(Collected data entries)
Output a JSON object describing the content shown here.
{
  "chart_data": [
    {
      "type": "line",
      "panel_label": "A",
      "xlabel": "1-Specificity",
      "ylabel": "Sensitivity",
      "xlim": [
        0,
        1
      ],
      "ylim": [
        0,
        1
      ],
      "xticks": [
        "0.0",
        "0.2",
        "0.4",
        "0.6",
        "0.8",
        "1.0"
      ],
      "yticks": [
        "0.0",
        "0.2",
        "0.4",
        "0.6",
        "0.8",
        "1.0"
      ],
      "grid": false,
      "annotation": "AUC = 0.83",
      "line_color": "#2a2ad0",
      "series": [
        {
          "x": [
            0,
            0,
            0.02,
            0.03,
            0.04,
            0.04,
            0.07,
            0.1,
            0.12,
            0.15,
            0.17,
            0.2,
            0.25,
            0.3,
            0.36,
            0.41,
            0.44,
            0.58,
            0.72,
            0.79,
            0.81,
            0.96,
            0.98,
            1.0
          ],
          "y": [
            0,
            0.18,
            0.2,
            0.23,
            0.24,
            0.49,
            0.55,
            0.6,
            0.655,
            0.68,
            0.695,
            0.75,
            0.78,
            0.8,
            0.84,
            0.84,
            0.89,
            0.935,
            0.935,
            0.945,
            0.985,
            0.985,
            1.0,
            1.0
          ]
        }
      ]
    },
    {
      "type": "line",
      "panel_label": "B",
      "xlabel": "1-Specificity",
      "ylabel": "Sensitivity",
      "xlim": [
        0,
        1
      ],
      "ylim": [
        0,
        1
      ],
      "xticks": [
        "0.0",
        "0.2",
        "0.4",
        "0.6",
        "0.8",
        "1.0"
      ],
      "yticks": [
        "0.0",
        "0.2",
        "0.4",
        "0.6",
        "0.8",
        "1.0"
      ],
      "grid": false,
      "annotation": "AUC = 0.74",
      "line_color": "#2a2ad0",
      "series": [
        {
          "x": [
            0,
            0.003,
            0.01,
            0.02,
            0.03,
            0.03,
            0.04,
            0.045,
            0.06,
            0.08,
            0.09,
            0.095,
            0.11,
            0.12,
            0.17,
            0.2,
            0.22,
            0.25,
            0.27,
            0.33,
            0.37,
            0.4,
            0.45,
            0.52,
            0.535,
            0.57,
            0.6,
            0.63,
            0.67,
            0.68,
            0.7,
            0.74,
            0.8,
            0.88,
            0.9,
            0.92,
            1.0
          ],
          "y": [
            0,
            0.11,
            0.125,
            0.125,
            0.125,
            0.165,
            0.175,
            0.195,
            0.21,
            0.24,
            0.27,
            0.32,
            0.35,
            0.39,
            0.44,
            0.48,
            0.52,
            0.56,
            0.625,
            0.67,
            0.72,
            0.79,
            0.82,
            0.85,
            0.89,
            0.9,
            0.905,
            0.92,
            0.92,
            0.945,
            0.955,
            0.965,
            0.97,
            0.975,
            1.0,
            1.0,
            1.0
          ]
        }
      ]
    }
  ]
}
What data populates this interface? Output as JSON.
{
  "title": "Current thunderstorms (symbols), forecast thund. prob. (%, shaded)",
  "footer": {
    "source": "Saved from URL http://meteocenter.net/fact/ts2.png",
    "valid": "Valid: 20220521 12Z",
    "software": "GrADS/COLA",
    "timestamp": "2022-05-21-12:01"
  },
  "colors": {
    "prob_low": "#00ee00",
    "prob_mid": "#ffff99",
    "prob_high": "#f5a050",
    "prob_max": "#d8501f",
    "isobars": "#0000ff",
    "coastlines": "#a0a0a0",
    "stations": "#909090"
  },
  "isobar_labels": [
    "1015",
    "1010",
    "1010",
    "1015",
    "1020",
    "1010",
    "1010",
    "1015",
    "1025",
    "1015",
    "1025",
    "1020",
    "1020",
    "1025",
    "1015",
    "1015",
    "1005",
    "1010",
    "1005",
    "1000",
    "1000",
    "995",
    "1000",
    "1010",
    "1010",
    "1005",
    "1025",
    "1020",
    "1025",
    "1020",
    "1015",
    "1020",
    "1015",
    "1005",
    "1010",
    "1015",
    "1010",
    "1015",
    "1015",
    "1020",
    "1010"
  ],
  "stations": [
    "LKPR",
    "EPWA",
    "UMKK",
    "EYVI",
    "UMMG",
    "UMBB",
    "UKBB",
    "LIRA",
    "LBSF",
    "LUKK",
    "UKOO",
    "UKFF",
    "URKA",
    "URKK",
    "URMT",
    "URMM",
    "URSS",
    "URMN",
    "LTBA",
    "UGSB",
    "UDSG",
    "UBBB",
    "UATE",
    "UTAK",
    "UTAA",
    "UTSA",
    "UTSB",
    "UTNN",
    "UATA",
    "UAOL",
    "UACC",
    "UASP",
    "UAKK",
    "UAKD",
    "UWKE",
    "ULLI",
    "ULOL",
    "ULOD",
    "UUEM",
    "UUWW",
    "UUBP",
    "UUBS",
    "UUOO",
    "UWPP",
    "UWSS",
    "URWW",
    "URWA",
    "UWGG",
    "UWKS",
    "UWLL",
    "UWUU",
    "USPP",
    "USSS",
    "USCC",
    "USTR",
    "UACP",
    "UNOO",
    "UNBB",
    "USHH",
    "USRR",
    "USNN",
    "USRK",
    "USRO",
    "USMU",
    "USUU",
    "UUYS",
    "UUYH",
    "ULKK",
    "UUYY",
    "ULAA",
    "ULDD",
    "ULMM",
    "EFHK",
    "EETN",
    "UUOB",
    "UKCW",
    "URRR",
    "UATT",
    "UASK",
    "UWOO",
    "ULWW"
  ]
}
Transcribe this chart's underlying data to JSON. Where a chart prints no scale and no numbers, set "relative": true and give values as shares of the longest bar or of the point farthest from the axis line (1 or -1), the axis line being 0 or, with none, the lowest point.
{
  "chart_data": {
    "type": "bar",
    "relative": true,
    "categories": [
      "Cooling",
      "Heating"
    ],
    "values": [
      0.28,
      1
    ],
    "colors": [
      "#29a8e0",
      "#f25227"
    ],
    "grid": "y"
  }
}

**STATED GOAL**
Search the listing for the string "Output". Copy each line where it turns up.

**ANSWER BELOW**
Output a JSON object describing the content shown here.
What data populates this interface? Output as JSON.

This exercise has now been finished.